Reproduce each record below exactly as written.

* Begin *

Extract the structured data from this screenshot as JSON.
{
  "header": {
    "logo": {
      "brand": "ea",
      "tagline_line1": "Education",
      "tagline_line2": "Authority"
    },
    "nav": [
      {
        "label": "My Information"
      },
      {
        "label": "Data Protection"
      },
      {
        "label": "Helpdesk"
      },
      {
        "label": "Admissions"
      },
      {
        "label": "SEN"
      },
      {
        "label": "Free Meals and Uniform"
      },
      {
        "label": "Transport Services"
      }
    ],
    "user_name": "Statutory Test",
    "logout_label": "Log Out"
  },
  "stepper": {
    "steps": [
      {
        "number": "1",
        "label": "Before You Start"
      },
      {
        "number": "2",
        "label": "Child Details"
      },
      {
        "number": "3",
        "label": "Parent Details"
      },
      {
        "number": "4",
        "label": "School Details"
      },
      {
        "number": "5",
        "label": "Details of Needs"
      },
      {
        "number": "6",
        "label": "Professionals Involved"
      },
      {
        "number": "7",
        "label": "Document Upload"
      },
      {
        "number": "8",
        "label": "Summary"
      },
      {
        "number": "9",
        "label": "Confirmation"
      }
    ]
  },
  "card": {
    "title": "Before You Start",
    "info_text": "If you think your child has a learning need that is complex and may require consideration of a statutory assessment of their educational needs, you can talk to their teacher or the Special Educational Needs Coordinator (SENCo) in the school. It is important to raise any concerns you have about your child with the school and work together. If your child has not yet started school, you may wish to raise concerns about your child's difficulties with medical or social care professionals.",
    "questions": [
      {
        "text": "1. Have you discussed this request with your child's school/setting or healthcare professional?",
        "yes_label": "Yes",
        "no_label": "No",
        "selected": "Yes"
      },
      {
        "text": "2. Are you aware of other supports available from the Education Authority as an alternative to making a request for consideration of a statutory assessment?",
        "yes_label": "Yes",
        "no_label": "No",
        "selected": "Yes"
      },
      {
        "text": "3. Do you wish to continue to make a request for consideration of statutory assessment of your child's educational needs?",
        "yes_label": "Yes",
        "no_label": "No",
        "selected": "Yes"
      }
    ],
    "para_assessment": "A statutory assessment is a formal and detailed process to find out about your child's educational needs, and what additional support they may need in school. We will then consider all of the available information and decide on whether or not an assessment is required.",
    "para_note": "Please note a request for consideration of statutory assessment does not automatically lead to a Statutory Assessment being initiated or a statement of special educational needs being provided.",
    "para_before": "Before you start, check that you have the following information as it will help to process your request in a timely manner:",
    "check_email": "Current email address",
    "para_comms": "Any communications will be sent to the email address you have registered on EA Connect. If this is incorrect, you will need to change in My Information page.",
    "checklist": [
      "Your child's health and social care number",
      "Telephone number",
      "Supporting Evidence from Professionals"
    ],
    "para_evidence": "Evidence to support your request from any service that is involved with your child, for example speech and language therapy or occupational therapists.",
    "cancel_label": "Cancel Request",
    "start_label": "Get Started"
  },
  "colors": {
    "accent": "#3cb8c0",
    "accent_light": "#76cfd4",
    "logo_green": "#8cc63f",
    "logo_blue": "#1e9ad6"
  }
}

* End *

■ **Full answer**
Extract the structured data from this screenshot as JSON.
{
  "header": {
    "logo": {
      "brand": "ea",
      "tagline_line1": "Education",
      "tagline_line2": "Authority"
    },
    "nav": [
      {
        "label": "My Information"
      },
      {
        "label": "Data Protection"
      },
      {
        "label": "Helpdesk"
      },
      {
        "label": "Admissions"
      },
      {
        "label": "SEN"
      },
      {
        "label": "Free Meals and Uniform"
      },
      {
        "label": "Transport Services"
      }
    ],
    "user_name": "Statutory Test",
    "logout_label": "Log Out"
  },
  "stepper": {
    "steps": [
      {
        "number": "1",
        "label": "Before You Start"
      },
      {
        "number": "2",
        "label": "Child Details"
      },
      {
        "number": "3",
        "label": "Parent Details"
      },
      {
        "number": "4",
        "label": "School Details"
      },
      {
        "number": "5",
        "label": "Details of Needs"
      },
      {
        "number": "6",
        "label": "Professionals Involved"
      },
      {
        "number": "7",
        "label": "Document Upload"
      },
      {
        "number": "8",
        "label": "Summary"
      },
      {
        "number": "9",
        "label": "Confirmation"
      }
    ]
  },
  "card": {
    "title": "Before You Start",
    "info_text": "If you think your child has a learning need that is complex and may require consideration of a statutory assessment of their educational needs, you can talk to their teacher or the Special Educational Needs Coordinator (SENCo) in the school. It is important to raise any concerns you have about your child with the school and work together. If your child has not yet started school, you may wish to raise concerns about your child's difficulties with medical or social care professionals.",
    "questions": [
      {
        "text": "1. Have you discussed this request with your child's school/setting or healthcare professional?",
        "yes_label": "Yes",
        "no_label": "No",
        "selected": "Yes"
      },
      {
        "text": "2. Are you aware of other supports available from the Education Authority as an alternative to making a request for consideration of a statutory assessment?",
        "yes_label": "Yes",
        "no_label": "No",
        "selected": "Yes"
      },
      {
        "text": "3. Do you wish to continue to make a request for consideration of statutory assessment of your child's educational needs?",
        "yes_label": "Yes",
        "no_label": "No",
        "selected": "Yes"
      }
    ],
    "para_assessment": "A statutory assessment is a formal and detailed process to find out about your child's educational needs, and what additional support they may need in school. We will then consider all of the available information and decide on whether or not an assessment is required.",
    "para_note": "Please note a request for consideration of statutory assessment does not automatically lead to a Statutory Assessment being initiated or a statement of special educational needs being provided.",
    "para_before": "Before you start, check that you have the following information as it will help to process your request in a timely manner:",
    "check_email": "Current email address",
    "para_comms": "Any communications will be sent to the email address you have registered on EA Connect. If this is incorrect, you will need to change in My Information page.",
    "checklist": [
      "Your child's health and social care number",
      "Telephone number",
      "Supporting Evidence from Professionals"
    ],
    "para_evidence": "Evidence to support your request from any service that is involved with your child, for example speech and language therapy or occupational therapists.",
    "cancel_label": "Cancel Request",
    "start_label": "Get Started"
  },
  "colors": {
    "accent": "#3cb8c0",
    "accent_light": "#76cfd4",
    "logo_green": "#8cc63f",
    "logo_blue": "#1e9ad6"
  }
}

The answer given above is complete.